Records about charts and figures
--------------------

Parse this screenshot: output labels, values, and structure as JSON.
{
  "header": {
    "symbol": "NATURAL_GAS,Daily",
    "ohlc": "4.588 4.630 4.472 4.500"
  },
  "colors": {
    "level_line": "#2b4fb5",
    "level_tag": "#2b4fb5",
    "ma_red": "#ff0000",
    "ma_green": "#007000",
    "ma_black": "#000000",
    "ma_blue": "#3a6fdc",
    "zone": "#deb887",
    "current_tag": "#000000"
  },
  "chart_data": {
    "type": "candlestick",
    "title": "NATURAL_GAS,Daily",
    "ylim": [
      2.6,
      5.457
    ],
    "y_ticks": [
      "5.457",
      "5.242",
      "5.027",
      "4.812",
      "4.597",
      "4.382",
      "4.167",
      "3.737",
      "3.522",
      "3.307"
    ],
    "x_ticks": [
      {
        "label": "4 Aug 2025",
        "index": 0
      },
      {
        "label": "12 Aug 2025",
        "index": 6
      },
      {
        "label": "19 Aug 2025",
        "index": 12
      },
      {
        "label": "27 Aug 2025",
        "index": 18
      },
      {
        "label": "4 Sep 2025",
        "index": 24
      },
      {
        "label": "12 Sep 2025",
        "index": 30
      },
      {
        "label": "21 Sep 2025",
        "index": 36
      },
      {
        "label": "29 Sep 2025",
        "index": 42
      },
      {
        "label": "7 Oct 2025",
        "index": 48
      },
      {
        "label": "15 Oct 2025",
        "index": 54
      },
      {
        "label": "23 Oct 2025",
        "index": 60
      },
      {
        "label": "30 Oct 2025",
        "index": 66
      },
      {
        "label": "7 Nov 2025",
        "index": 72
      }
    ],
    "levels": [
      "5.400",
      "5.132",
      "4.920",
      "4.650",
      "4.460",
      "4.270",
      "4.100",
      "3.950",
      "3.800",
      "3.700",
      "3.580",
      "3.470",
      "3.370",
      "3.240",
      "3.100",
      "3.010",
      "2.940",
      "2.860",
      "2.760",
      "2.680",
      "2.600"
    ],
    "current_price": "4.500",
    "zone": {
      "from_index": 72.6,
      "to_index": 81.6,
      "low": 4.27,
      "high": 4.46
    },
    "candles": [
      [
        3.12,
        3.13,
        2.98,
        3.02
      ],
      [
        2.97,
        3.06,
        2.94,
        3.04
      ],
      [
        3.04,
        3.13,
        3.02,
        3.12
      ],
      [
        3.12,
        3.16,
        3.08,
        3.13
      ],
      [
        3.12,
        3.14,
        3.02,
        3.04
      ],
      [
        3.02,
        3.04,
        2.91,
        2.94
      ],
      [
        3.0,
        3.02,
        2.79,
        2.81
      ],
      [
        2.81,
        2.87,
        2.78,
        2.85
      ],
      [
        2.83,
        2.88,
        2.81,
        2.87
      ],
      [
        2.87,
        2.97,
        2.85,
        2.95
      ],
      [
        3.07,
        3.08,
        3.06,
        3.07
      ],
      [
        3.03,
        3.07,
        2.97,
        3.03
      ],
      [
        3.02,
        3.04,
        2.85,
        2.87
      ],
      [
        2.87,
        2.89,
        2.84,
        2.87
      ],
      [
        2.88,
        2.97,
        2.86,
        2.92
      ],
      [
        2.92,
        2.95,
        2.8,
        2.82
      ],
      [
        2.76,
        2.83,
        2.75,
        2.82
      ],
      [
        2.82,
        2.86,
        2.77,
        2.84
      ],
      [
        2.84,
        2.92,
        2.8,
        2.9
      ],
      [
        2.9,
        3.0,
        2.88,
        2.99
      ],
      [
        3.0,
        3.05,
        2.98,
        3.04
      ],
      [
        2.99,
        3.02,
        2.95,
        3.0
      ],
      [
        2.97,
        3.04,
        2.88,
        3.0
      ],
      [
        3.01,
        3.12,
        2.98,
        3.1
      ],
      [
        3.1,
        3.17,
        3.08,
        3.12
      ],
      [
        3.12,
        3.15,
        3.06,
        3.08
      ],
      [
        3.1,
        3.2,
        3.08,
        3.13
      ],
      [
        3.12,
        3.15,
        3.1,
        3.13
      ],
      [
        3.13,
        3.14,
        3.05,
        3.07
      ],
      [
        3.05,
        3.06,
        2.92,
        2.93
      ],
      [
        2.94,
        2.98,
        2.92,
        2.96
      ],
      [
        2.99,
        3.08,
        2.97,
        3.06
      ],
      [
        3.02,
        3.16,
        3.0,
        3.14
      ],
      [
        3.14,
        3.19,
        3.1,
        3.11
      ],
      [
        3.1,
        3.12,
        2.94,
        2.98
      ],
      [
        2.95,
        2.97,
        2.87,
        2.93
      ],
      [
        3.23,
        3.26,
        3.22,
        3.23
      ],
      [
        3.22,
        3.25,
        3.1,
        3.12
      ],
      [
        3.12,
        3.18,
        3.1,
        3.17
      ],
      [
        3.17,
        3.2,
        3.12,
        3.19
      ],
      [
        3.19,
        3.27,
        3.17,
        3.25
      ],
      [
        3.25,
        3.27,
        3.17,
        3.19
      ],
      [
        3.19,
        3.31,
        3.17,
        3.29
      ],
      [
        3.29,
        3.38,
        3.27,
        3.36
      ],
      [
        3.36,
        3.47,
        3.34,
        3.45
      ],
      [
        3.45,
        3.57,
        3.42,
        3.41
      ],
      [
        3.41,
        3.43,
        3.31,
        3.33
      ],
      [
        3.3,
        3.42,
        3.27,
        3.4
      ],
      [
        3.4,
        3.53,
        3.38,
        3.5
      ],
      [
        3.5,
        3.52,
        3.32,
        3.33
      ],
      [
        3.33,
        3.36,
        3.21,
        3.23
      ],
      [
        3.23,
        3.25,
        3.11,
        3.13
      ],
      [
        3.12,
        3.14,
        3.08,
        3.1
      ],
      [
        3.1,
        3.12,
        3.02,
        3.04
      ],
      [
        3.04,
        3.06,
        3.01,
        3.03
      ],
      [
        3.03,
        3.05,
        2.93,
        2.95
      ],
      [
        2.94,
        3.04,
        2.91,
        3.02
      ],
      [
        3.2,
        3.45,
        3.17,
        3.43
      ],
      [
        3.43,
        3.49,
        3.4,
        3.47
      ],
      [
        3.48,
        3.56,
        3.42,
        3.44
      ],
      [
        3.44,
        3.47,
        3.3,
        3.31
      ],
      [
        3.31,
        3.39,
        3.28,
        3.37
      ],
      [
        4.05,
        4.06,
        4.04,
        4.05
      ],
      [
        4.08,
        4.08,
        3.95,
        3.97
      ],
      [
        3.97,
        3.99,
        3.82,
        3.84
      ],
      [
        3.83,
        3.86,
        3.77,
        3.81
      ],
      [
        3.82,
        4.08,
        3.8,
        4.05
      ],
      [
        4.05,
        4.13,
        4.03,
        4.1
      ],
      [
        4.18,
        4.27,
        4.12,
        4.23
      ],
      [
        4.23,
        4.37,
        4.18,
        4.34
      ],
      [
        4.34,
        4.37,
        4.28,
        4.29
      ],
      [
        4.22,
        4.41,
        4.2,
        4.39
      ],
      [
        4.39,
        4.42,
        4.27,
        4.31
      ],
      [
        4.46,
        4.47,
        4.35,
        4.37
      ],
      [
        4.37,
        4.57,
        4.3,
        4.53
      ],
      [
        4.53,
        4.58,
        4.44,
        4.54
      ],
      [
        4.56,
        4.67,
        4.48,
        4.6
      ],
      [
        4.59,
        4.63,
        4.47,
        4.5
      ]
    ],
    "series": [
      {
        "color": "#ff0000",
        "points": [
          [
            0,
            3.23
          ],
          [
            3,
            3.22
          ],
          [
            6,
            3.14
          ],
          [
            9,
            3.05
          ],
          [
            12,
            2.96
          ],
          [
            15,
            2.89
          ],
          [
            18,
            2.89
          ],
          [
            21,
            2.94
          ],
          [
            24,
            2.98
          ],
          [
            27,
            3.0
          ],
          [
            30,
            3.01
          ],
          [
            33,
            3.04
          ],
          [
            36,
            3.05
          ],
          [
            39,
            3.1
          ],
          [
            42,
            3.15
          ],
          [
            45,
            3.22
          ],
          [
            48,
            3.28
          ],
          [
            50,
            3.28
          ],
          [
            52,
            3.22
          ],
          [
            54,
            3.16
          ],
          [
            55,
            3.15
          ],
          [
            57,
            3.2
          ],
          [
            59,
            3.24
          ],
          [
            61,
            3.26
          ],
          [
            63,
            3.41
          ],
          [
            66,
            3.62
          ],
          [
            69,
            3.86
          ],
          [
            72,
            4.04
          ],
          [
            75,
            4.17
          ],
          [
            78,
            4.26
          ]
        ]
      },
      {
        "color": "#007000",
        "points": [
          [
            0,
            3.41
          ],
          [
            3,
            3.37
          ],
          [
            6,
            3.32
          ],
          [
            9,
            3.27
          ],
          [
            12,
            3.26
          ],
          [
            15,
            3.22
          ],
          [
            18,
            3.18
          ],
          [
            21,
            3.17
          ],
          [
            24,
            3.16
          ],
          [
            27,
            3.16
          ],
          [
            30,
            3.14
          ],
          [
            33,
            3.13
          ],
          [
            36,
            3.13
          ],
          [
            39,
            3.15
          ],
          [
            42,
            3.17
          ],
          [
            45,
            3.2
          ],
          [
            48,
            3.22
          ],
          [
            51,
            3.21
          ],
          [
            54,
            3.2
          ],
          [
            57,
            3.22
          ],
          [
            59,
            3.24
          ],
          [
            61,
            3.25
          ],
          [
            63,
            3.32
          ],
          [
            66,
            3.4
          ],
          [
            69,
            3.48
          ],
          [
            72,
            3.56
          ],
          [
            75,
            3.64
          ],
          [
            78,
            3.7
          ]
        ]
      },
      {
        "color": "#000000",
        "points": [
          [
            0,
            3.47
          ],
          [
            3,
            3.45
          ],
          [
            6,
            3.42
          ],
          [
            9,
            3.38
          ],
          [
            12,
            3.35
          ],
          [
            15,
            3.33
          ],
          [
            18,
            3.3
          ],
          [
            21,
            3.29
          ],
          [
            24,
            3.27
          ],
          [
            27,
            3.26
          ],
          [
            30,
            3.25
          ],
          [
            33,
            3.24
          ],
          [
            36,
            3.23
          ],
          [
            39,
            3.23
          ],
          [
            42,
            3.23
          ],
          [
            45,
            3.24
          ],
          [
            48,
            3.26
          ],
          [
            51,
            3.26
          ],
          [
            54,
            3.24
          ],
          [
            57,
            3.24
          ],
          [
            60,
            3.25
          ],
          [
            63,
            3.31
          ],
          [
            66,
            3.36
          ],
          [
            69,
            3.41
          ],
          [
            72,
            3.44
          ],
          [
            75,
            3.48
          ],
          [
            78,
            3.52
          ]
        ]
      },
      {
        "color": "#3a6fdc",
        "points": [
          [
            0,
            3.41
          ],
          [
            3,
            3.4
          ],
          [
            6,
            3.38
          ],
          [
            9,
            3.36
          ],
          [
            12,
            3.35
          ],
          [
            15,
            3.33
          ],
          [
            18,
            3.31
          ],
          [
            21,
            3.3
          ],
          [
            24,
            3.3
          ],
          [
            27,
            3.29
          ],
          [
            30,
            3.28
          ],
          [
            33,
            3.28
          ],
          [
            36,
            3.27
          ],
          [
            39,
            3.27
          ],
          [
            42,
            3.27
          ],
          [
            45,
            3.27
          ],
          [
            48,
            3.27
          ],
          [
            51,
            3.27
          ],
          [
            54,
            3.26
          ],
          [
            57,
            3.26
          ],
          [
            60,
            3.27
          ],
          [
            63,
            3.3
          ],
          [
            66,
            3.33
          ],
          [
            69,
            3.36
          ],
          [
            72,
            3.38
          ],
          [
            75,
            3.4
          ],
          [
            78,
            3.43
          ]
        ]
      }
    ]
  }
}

--------------------

■ Aim
Your answer should be a single number: the count of lines in the listing that contain the word "Daily".

■ Response below
2